━━ Material to process ━━

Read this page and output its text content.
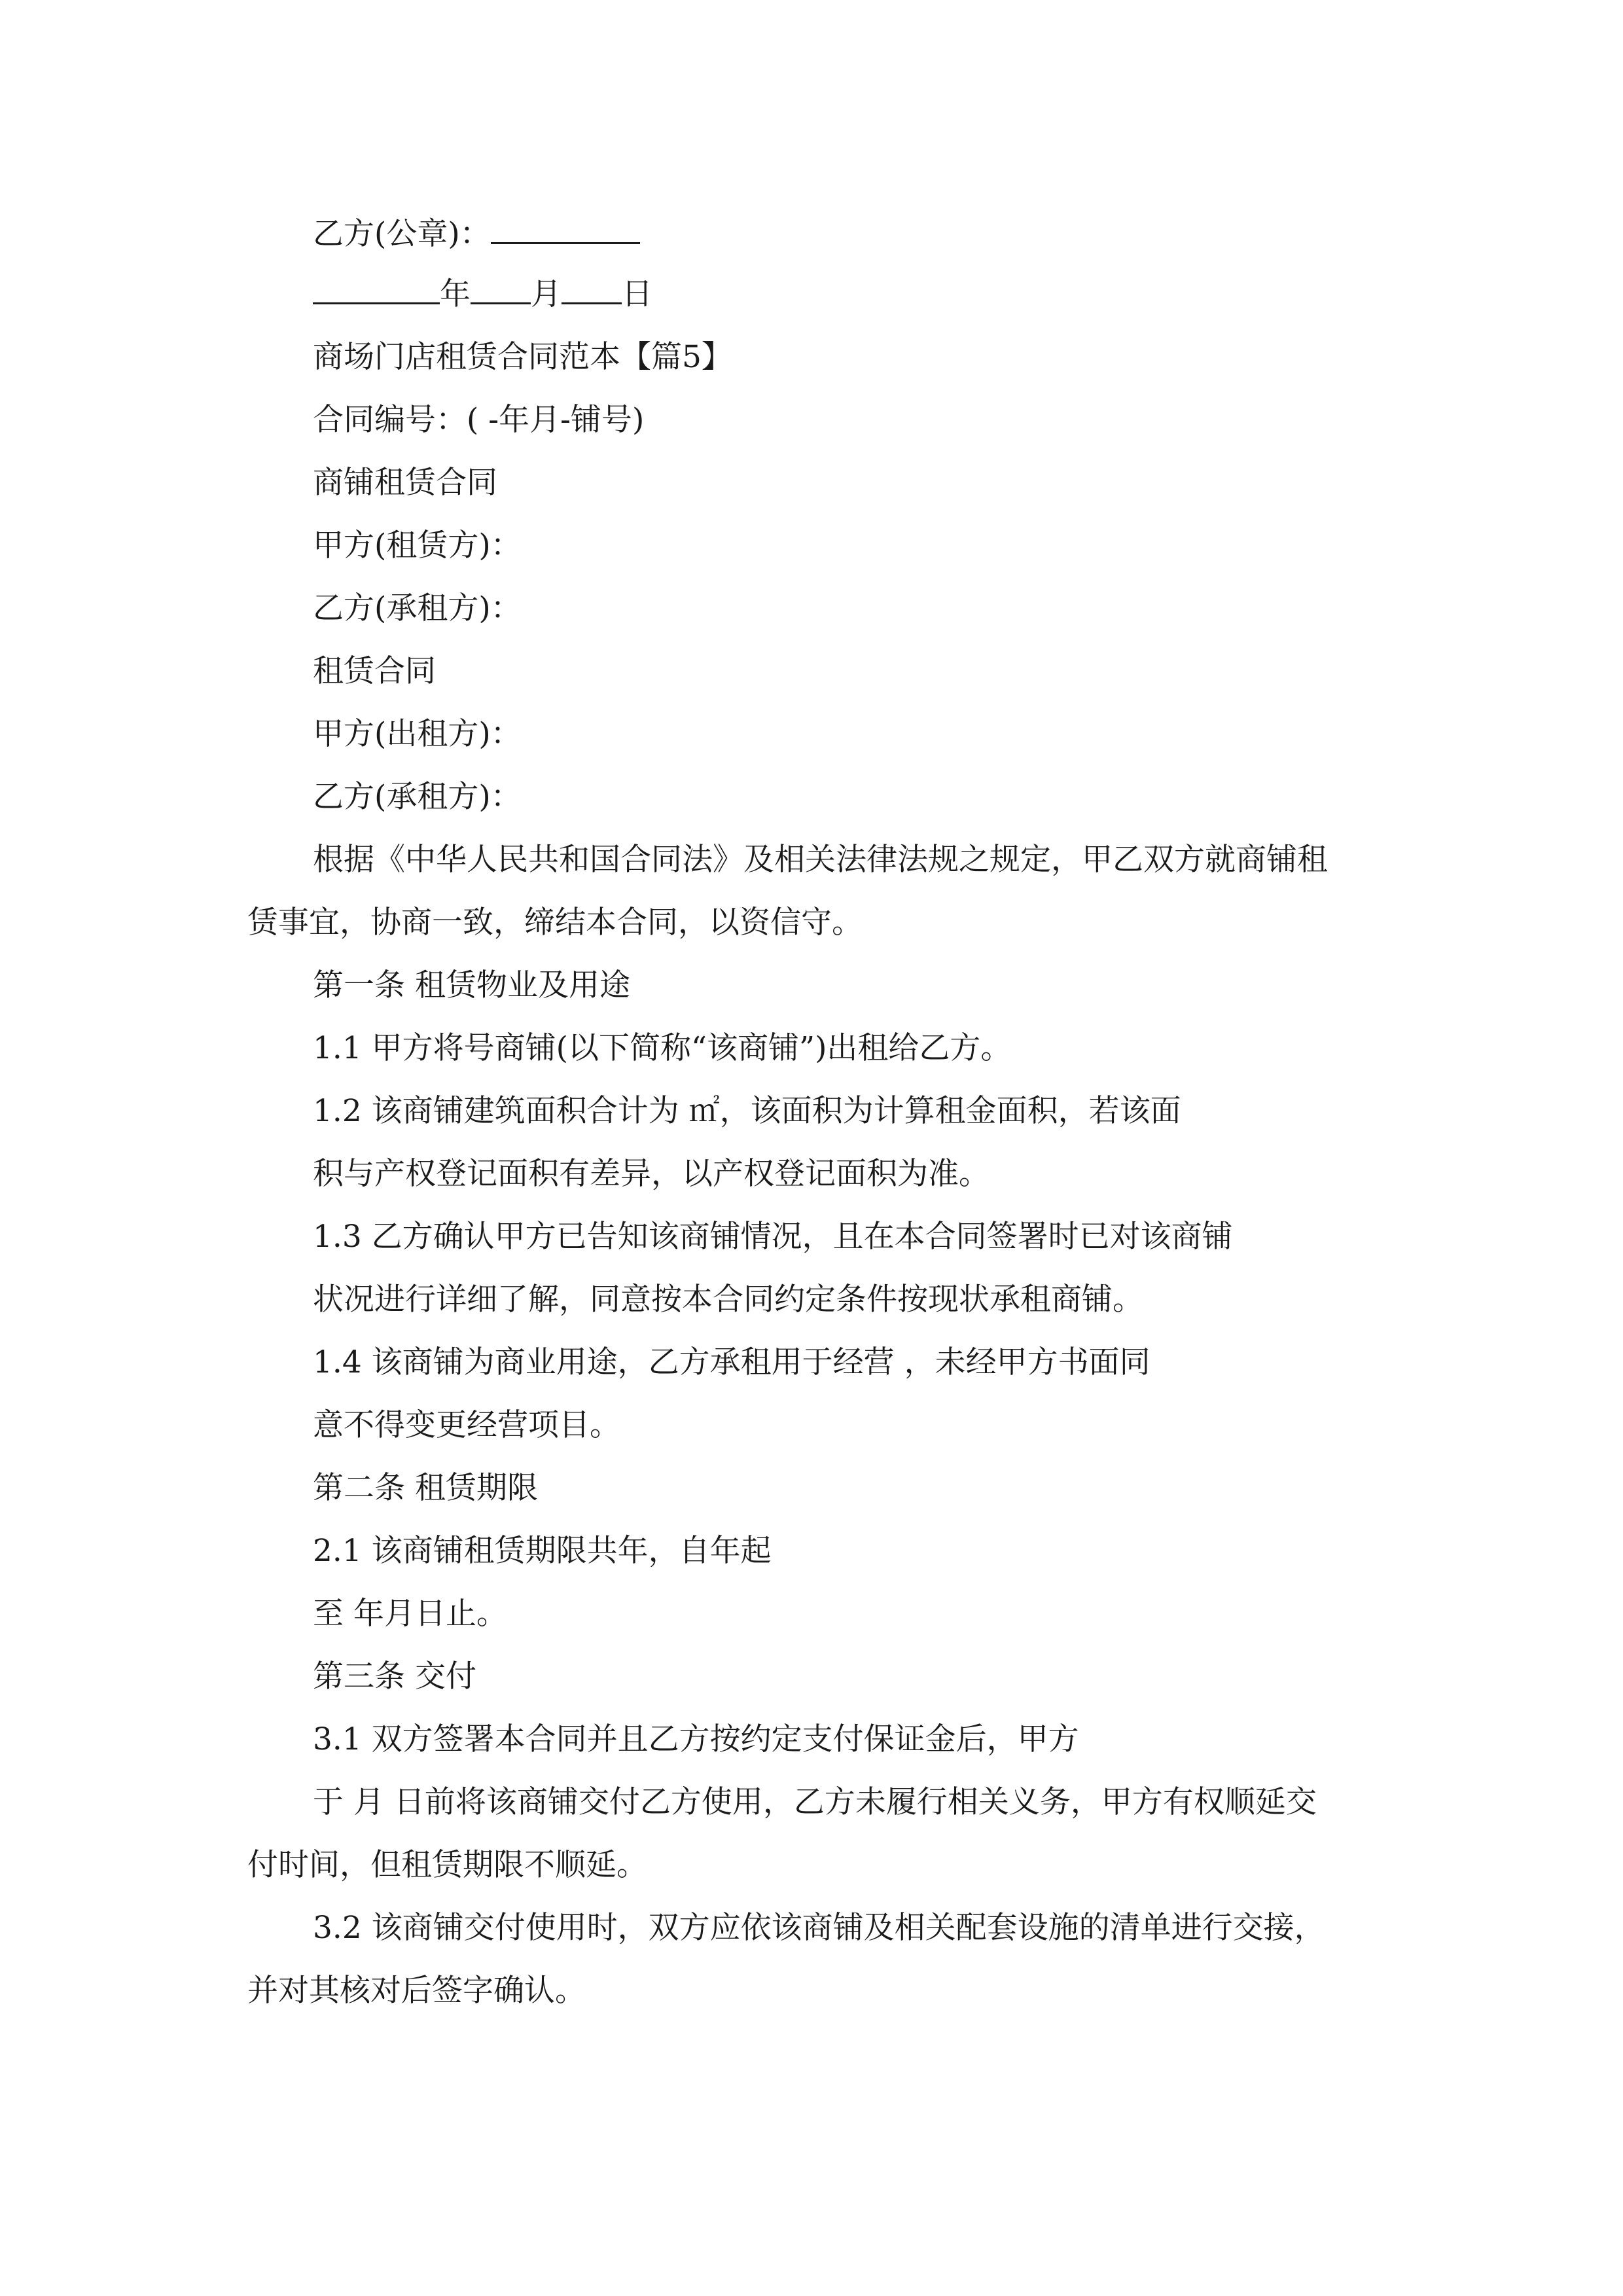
乙方(公章)：
年 月 日
商场门店租赁合同范本【篇5】
合同编号：( -年月-铺号)
商铺租赁合同
甲方(租赁方)：
乙方(承租方)：
租赁合同
甲方(出租方)：
乙方(承租方)：
根据《中华人民共和国合同法》及相关法律法规之规定，甲乙双方就商铺租
赁事宜，协商一致，缔结本合同，以资信守。
第一条 租赁物业及用途
1.1 甲方将号商铺(以下简称“该商铺”)出租给乙方。
1.2 该商铺建筑面积合计为 ㎡，该面积为计算租金面积，若该面
积与产权登记面积有差异，以产权登记面积为准。
1.3 乙方确认甲方已告知该商铺情况，且在本合同签署时已对该商铺
状况进行详细了解，同意按本合同约定条件按现状承租商铺。
1.4 该商铺为商业用途，乙方承租用于经营 ，未经甲方书面同
意不得变更经营项目。
第二条 租赁期限
2.1 该商铺租赁期限共年，自年起
至 年月日止。
第三条 交付
3.1 双方签署本合同并且乙方按约定支付保证金后，甲方
于 月 日前将该商铺交付乙方使用，乙方未履行相关义务，甲方有权顺延交
付时间，但租赁期限不顺延。
3.2 该商铺交付使用时，双方应依该商铺及相关配套设施的清单进行交接，
并对其核对后签字确认。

━━━

Copy all the lines of data exactly as they appear, dropping any images.

Read this page and output its text content.
乙方(公章)：
年 月 日
商场门店租赁合同范本【篇5】
合同编号：( -年月-铺号)
商铺租赁合同
甲方(租赁方)：
乙方(承租方)：
租赁合同
甲方(出租方)：
乙方(承租方)：
根据《中华人民共和国合同法》及相关法律法规之规定，甲乙双方就商铺租
赁事宜，协商一致，缔结本合同，以资信守。
第一条 租赁物业及用途
1.1 甲方将号商铺(以下简称“该商铺”)出租给乙方。
1.2 该商铺建筑面积合计为 ㎡，该面积为计算租金面积，若该面
积与产权登记面积有差异，以产权登记面积为准。
1.3 乙方确认甲方已告知该商铺情况，且在本合同签署时已对该商铺
状况进行详细了解，同意按本合同约定条件按现状承租商铺。
1.4 该商铺为商业用途，乙方承租用于经营 ，未经甲方书面同
意不得变更经营项目。
第二条 租赁期限
2.1 该商铺租赁期限共年，自年起
至 年月日止。
第三条 交付
3.1 双方签署本合同并且乙方按约定支付保证金后，甲方
于 月 日前将该商铺交付乙方使用，乙方未履行相关义务，甲方有权顺延交
付时间，但租赁期限不顺延。
3.2 该商铺交付使用时，双方应依该商铺及相关配套设施的清单进行交接，
并对其核对后签字确认。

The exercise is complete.